**Work item**:
Across the whole listing, how many lines hold the word "NEBO"? Reply with the number by itself.
○ ○ ○ ○ ○ ○ ○
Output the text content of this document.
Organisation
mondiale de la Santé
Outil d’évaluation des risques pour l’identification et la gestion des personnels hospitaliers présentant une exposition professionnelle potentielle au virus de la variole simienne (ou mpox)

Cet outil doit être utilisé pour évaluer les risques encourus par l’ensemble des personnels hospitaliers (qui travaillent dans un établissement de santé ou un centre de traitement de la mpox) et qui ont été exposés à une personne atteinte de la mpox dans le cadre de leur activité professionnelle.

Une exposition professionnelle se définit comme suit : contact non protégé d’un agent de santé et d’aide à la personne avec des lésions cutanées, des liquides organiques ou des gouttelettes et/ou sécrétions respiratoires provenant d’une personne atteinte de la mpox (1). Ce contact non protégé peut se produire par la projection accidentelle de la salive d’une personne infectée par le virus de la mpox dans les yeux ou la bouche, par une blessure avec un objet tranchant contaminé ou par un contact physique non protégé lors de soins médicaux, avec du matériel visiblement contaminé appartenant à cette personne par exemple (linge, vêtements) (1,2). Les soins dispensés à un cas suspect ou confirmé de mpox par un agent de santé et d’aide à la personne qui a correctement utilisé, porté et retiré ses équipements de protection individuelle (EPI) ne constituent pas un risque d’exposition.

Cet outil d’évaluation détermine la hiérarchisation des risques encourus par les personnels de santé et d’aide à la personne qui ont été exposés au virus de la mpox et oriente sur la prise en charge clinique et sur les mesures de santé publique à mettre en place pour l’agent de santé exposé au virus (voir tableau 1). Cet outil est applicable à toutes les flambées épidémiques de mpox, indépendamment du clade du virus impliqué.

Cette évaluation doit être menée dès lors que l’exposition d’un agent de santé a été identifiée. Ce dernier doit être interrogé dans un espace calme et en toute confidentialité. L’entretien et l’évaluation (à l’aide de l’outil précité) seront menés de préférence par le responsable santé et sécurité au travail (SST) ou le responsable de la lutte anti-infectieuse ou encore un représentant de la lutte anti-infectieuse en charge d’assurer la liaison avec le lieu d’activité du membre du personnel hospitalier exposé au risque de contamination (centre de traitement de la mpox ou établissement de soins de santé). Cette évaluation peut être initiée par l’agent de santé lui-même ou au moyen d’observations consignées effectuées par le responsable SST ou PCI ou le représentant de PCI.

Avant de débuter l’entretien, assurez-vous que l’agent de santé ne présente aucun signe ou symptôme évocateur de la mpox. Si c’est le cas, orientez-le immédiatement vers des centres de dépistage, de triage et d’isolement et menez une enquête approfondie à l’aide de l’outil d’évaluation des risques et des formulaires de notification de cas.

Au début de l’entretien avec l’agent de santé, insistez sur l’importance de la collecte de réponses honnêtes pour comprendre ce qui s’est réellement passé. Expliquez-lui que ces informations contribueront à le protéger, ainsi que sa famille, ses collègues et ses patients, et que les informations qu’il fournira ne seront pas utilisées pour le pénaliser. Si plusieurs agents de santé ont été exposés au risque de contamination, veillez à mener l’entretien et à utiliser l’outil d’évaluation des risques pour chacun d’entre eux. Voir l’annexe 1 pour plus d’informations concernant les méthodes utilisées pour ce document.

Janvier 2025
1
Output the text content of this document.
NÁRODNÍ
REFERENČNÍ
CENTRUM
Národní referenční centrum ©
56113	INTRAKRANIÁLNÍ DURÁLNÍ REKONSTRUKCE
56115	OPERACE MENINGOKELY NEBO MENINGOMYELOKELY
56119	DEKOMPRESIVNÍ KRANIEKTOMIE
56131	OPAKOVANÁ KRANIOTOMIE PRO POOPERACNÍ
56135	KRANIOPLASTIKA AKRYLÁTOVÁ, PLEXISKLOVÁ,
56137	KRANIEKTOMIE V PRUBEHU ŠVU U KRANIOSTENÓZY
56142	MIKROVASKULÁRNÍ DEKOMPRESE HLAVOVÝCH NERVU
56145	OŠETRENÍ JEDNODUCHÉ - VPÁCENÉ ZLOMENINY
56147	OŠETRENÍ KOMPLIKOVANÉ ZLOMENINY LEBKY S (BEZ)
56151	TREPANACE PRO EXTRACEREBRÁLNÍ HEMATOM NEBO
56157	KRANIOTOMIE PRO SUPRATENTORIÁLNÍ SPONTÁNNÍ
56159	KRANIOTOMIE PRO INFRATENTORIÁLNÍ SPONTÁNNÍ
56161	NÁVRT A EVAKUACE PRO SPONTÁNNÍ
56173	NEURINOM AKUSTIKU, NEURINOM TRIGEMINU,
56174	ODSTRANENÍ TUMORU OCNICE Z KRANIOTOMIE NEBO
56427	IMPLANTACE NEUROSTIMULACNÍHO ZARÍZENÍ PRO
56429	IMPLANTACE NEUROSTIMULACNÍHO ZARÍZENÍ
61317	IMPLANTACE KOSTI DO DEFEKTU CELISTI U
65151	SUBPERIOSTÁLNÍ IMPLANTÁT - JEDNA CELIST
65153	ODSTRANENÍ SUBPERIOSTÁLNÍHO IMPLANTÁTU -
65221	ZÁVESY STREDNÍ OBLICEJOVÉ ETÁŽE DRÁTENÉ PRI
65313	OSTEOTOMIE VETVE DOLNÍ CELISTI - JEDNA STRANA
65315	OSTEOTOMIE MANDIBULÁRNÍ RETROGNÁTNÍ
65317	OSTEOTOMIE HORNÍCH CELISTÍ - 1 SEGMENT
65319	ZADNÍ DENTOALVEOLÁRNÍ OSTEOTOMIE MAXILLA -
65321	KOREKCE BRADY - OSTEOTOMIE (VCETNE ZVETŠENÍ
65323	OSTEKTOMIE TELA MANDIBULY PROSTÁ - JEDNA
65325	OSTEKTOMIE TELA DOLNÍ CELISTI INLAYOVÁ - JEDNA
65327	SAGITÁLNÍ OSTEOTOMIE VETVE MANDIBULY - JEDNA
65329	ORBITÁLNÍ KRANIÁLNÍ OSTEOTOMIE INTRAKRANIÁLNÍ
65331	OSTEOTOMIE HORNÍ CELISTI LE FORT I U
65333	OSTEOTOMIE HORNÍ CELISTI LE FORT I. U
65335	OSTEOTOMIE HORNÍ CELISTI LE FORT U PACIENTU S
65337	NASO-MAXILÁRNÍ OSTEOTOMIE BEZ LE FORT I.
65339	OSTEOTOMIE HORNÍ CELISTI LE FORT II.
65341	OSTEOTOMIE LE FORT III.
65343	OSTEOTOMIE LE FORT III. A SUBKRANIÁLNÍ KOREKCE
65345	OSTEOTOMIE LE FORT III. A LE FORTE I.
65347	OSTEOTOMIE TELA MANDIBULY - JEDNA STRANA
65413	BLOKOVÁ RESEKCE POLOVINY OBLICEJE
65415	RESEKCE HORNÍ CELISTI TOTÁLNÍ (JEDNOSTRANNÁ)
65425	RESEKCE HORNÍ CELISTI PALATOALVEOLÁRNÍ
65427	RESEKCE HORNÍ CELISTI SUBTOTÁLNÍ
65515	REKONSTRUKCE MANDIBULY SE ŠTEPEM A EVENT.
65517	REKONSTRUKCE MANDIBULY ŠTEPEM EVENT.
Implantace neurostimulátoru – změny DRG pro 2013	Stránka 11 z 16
○ ○ ○ ○ ○ ○ ○
**Output for this exercise**:
3